> **Written problem**: Scan the material for the word "Base", and copy each line where it shows up.

* BEGIN Material provided *

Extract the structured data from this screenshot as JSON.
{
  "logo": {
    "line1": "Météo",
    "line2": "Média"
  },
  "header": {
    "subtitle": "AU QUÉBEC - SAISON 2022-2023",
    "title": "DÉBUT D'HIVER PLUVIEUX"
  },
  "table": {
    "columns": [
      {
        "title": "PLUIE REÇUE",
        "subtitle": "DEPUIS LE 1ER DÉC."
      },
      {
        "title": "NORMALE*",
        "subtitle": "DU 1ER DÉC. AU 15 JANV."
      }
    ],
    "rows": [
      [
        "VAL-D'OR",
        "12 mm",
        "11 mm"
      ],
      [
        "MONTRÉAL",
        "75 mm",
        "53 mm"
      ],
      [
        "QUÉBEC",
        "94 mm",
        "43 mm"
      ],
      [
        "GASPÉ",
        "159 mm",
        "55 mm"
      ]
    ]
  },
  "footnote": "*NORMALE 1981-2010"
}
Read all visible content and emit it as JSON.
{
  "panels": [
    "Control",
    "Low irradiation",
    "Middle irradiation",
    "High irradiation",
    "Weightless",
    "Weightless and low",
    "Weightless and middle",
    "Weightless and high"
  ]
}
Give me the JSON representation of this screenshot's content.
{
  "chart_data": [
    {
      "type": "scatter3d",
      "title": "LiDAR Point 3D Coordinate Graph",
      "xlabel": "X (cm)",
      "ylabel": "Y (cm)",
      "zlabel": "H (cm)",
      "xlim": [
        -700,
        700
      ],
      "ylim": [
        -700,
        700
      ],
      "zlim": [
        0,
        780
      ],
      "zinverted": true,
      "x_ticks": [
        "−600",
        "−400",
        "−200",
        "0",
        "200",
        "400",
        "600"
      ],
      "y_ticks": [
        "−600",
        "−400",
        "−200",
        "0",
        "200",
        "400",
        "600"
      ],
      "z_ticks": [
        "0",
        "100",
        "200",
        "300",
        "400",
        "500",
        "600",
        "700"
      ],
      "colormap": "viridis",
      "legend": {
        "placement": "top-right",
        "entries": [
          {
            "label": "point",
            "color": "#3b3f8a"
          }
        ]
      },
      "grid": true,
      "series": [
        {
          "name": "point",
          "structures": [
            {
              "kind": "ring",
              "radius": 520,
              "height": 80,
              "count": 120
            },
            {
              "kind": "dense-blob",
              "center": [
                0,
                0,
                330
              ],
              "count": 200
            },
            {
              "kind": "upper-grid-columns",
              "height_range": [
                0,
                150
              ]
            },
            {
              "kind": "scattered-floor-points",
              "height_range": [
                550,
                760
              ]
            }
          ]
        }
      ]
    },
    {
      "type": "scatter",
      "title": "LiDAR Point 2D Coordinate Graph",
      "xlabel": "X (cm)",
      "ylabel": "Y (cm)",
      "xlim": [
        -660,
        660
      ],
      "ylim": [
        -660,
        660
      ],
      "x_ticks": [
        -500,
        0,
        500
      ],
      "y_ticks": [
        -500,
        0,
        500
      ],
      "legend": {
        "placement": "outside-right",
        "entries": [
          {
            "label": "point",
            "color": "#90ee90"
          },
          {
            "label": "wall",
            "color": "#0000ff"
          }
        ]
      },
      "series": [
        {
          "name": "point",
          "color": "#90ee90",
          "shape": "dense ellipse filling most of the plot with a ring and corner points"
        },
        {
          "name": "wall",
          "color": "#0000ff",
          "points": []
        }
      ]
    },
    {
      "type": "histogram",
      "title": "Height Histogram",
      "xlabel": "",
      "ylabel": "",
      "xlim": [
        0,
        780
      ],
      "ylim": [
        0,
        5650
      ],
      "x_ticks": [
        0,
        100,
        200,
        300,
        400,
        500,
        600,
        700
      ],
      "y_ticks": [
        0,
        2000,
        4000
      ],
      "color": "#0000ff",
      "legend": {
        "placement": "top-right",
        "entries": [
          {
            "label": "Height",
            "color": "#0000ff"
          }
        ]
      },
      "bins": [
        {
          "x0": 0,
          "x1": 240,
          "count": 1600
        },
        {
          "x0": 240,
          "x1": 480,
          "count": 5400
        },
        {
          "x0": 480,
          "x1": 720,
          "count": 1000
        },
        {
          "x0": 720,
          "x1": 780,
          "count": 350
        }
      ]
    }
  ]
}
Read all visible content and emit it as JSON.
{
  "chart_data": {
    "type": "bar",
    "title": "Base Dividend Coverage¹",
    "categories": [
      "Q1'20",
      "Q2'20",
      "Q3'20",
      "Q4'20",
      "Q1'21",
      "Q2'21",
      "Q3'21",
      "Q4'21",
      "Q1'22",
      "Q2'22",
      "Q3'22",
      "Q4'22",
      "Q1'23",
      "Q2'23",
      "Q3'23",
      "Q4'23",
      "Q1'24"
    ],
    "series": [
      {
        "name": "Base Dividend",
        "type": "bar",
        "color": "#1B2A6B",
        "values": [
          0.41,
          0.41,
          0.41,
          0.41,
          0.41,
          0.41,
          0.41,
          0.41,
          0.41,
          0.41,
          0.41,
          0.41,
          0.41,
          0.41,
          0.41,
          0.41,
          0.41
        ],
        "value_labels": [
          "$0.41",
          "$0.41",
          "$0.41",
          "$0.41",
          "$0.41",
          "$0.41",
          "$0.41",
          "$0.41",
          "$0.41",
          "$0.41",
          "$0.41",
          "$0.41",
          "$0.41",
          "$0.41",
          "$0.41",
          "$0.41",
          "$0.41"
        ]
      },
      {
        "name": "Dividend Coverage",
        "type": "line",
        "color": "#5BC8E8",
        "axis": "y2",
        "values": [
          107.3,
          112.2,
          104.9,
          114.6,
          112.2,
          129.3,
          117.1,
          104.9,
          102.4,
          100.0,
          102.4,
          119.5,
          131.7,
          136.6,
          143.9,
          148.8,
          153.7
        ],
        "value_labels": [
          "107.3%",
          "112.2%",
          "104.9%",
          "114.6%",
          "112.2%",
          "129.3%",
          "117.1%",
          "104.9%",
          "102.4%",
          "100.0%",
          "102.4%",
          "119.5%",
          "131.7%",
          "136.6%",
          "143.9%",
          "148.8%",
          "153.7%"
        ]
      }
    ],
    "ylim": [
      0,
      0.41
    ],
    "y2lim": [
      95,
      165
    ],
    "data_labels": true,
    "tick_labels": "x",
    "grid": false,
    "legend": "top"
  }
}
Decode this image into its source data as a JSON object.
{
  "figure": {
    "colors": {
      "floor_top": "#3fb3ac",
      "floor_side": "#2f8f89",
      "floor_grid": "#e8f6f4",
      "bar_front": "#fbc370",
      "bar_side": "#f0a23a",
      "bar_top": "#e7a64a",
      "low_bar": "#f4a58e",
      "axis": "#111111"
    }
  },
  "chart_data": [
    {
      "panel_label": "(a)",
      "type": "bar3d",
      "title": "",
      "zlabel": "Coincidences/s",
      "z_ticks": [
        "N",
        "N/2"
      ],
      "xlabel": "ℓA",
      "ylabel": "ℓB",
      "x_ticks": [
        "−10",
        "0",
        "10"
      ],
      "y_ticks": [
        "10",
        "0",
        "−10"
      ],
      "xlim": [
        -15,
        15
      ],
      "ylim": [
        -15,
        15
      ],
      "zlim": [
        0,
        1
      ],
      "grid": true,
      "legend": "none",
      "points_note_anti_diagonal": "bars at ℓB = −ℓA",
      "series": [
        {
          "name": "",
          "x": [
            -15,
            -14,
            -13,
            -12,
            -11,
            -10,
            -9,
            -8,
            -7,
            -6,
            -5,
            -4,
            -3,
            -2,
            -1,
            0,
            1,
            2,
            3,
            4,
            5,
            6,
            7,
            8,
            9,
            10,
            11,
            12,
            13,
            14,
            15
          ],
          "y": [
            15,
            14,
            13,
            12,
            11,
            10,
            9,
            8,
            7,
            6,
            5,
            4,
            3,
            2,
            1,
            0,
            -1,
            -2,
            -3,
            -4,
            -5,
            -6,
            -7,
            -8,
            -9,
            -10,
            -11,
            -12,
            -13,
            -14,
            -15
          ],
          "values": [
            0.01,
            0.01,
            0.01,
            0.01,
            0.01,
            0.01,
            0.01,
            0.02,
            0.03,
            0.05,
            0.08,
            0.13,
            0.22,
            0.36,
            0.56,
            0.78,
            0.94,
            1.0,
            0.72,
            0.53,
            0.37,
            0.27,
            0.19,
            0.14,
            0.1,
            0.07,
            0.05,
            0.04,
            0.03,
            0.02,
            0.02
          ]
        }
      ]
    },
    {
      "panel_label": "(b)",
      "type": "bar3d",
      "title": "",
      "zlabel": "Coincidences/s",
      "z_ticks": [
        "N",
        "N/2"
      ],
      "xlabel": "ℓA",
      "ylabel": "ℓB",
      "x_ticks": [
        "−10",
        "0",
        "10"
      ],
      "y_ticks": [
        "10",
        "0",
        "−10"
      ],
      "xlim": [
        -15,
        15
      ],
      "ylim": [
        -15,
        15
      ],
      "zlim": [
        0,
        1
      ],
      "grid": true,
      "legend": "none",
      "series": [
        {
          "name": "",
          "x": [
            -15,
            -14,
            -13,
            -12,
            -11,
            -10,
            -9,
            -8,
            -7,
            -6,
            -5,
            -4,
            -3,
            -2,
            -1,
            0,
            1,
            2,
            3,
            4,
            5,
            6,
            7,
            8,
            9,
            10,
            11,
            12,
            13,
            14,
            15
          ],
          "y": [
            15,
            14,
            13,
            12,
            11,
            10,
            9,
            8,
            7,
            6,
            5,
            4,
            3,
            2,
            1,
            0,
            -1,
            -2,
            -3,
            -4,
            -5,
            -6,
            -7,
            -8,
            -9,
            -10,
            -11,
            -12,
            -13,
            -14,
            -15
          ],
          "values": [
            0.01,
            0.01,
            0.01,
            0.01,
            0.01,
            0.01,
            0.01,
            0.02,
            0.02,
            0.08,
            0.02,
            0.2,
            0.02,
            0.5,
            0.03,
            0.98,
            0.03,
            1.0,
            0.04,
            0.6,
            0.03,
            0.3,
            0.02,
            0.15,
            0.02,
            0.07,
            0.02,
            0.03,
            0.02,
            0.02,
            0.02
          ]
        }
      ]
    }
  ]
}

* END Material provided *

> **Solution for this exercise**:
    "title": "Base Dividend Coverage¹",
        "name": "Base Dividend",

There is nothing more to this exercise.